## BEGIN Dataset excerpts
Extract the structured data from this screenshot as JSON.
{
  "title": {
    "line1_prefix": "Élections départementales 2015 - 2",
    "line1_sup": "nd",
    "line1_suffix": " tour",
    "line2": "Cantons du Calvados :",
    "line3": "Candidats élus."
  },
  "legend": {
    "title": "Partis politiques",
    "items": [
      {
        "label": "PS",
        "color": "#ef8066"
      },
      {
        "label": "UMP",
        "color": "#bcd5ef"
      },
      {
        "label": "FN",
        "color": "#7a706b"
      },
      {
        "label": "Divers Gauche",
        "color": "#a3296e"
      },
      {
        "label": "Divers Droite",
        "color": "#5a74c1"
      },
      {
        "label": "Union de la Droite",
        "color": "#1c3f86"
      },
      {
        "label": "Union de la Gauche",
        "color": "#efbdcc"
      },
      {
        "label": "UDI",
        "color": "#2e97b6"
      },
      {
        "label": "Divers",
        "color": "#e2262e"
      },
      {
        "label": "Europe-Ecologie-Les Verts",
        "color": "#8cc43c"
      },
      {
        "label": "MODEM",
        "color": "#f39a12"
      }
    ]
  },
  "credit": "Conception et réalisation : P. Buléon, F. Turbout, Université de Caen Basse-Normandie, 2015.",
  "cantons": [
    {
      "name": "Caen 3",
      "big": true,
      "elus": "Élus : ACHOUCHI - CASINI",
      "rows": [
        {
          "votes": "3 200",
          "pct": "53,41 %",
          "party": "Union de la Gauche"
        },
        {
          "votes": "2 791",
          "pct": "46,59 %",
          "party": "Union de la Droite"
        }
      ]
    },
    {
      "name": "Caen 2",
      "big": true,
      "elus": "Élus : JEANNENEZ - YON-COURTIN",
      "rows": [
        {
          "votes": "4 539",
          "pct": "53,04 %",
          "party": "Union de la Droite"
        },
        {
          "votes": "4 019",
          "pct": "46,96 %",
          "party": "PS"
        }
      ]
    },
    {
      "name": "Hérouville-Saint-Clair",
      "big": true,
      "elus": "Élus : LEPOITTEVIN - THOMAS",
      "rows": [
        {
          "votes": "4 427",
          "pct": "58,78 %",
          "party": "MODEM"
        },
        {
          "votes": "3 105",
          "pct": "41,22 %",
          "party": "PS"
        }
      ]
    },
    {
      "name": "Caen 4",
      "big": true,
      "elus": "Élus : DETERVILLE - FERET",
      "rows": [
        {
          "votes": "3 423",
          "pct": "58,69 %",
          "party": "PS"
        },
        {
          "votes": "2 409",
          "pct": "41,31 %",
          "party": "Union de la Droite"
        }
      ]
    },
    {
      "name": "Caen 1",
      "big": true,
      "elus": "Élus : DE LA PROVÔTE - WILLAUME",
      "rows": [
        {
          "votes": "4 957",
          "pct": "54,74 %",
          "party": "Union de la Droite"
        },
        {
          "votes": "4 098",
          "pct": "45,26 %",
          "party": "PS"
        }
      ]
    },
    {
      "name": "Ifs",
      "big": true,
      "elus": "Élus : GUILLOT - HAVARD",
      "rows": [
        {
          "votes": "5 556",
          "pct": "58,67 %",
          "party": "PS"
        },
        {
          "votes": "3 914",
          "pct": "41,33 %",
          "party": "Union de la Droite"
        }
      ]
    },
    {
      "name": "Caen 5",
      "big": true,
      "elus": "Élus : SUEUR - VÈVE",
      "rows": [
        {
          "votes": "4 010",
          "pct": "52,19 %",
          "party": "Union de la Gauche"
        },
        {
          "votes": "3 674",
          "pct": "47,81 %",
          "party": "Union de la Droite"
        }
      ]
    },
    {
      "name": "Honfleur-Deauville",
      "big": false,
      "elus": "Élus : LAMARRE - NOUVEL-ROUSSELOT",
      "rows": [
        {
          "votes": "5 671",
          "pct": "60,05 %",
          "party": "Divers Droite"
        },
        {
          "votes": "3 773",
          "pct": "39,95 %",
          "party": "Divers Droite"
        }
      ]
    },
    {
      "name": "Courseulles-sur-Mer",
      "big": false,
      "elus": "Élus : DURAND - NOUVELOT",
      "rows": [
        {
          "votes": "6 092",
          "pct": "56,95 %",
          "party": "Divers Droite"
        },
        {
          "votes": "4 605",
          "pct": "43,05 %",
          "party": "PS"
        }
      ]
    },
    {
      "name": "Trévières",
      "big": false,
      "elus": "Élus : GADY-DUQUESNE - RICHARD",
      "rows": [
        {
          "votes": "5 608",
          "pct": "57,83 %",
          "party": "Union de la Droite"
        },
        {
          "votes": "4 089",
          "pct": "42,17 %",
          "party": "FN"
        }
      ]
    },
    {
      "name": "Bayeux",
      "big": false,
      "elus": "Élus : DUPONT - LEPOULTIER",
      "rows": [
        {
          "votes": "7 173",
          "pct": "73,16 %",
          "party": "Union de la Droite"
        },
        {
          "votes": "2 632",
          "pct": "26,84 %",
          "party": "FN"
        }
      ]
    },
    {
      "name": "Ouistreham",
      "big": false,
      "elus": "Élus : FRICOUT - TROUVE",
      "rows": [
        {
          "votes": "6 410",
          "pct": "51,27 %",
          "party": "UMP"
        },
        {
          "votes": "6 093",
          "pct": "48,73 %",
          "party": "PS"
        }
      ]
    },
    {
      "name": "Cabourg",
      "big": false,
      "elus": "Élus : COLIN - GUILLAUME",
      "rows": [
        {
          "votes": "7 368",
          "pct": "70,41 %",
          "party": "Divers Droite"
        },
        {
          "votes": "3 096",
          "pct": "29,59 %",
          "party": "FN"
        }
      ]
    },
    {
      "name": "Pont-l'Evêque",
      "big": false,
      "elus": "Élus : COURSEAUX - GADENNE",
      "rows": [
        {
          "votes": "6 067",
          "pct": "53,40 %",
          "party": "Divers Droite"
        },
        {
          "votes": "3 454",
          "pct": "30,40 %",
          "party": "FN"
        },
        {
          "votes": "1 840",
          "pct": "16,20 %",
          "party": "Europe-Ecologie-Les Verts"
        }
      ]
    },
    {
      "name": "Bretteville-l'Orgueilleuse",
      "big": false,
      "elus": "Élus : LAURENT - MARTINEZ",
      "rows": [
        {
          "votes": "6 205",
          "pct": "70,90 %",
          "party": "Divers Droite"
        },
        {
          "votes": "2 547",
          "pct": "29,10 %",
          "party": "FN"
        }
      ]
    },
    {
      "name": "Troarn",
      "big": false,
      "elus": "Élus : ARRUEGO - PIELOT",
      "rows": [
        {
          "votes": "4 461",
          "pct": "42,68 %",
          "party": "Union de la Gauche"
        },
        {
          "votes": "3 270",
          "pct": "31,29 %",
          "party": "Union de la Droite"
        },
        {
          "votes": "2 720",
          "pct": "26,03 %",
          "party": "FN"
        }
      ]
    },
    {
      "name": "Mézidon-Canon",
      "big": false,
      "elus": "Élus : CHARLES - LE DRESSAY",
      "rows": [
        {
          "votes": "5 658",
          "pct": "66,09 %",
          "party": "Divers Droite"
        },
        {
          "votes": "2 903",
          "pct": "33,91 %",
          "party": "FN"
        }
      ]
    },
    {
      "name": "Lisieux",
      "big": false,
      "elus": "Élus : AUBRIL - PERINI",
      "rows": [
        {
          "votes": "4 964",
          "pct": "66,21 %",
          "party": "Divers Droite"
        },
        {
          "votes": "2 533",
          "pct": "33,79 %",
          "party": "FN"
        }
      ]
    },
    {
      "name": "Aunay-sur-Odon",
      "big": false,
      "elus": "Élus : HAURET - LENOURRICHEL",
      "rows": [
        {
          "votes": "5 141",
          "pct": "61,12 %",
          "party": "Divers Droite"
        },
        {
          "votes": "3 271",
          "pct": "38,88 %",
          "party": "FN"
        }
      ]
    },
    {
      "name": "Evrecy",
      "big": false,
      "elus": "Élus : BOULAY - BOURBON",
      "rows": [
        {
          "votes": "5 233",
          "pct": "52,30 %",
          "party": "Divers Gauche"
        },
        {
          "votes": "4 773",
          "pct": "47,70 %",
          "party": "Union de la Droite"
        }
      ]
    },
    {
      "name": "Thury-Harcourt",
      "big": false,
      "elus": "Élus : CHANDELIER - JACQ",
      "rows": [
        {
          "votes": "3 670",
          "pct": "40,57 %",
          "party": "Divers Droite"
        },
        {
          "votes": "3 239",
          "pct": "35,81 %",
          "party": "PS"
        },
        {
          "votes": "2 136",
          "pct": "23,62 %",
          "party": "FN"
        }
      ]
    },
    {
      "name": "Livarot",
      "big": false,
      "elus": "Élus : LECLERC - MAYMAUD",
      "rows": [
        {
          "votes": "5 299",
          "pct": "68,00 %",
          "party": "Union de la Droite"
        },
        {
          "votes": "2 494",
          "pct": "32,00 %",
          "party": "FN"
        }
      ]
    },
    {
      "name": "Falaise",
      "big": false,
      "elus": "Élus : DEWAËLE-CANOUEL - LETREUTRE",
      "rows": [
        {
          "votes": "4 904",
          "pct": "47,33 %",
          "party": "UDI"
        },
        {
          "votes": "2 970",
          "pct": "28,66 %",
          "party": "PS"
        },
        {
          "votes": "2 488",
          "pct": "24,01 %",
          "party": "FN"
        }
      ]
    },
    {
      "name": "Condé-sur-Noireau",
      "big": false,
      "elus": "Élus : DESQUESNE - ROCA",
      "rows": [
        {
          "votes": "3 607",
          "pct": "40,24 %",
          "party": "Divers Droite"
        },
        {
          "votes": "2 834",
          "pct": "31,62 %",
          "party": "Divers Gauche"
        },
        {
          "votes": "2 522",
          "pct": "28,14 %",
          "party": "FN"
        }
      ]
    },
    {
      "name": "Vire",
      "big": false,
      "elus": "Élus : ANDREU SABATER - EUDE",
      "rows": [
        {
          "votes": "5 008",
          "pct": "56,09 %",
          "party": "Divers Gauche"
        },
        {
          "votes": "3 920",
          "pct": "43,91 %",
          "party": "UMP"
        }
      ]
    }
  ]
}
## END Dataset excerpts
## BEGIN Dataset excerpts
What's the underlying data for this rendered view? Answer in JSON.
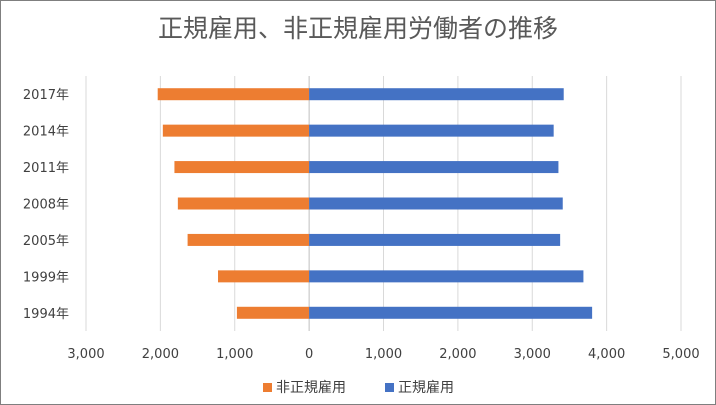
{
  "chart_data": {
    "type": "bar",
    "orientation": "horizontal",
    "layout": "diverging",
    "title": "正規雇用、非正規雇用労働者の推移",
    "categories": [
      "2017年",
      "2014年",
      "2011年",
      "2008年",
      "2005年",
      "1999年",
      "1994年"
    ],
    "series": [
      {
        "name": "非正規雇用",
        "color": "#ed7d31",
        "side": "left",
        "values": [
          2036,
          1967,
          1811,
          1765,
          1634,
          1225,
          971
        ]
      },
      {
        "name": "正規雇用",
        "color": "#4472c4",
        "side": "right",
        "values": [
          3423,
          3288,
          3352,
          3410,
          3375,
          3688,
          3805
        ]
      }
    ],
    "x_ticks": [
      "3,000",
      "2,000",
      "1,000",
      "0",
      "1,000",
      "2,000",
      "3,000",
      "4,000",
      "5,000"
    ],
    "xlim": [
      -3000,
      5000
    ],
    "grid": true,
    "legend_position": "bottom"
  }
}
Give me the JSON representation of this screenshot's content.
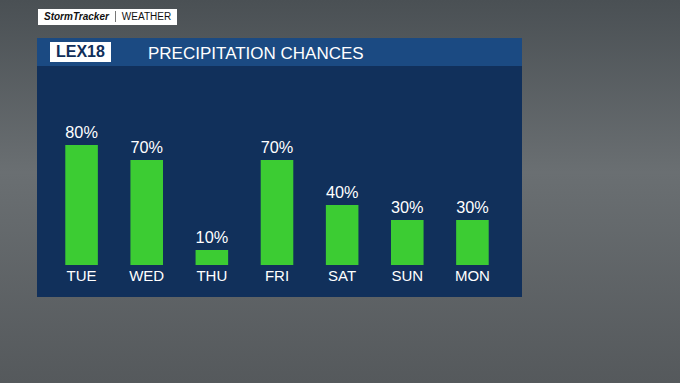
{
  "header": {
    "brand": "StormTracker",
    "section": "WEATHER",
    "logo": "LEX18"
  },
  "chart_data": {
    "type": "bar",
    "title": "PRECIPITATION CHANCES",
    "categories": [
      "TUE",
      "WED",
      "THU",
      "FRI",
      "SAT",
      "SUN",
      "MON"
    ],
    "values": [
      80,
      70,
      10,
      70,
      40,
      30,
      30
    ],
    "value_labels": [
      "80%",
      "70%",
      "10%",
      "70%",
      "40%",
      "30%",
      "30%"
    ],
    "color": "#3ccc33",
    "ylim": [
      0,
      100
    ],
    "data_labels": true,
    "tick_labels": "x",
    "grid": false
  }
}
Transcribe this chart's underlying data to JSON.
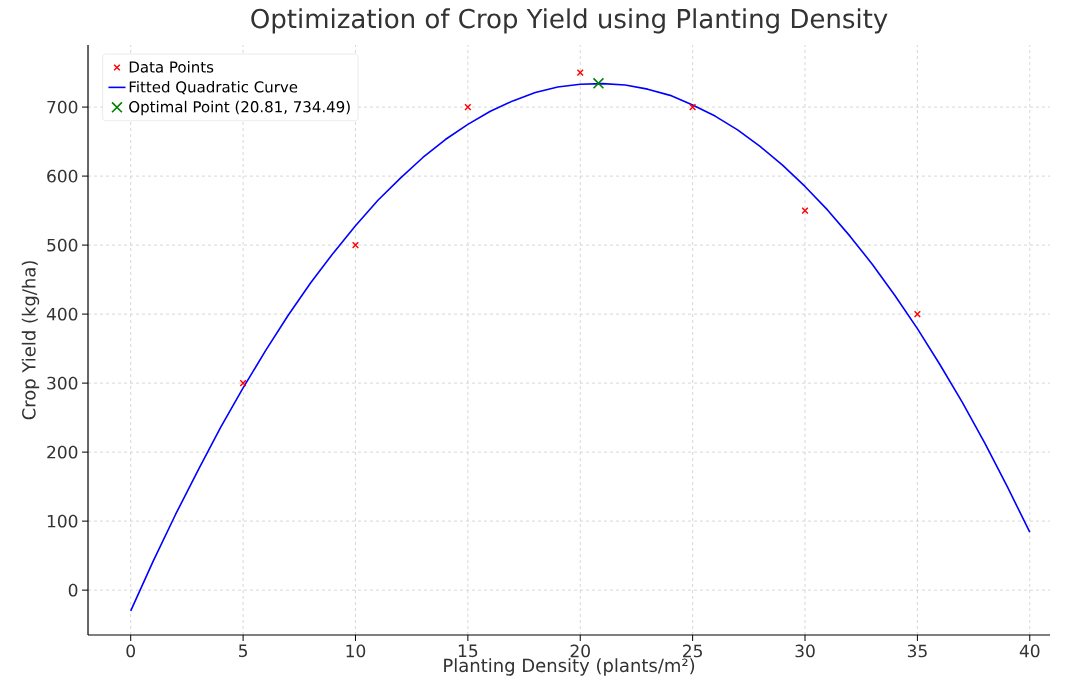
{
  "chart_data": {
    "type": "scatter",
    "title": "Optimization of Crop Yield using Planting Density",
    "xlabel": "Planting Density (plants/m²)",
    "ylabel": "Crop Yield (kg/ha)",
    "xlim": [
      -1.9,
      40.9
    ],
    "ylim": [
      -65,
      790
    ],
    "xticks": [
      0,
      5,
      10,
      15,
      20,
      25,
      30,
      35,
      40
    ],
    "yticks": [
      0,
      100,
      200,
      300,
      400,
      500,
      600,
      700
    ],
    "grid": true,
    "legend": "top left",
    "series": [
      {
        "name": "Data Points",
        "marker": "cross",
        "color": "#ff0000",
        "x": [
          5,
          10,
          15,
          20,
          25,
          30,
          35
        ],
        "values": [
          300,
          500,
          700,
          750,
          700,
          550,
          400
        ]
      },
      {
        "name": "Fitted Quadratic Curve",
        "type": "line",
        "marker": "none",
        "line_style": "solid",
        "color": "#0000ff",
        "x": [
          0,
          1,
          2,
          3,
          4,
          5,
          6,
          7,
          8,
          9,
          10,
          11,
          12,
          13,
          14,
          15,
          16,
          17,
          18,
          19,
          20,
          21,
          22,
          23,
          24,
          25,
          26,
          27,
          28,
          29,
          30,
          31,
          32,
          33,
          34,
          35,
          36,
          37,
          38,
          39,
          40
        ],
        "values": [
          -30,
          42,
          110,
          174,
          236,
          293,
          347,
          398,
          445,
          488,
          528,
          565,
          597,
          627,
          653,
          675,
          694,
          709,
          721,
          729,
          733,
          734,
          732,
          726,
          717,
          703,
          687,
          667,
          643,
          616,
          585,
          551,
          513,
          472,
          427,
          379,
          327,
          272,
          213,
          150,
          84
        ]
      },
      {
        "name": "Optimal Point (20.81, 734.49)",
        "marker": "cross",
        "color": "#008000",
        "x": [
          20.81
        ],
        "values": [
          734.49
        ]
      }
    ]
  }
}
## END Dataset excerpts
Go through the lines above. Select every one that has the string "this".

Extract the structured data from this screenshot as JSON.
What's the underlying data for this rendered view? Answer in JSON.
Give me the JSON representation of this screenshot's content.
Transcribe this chart's underlying data to JSON.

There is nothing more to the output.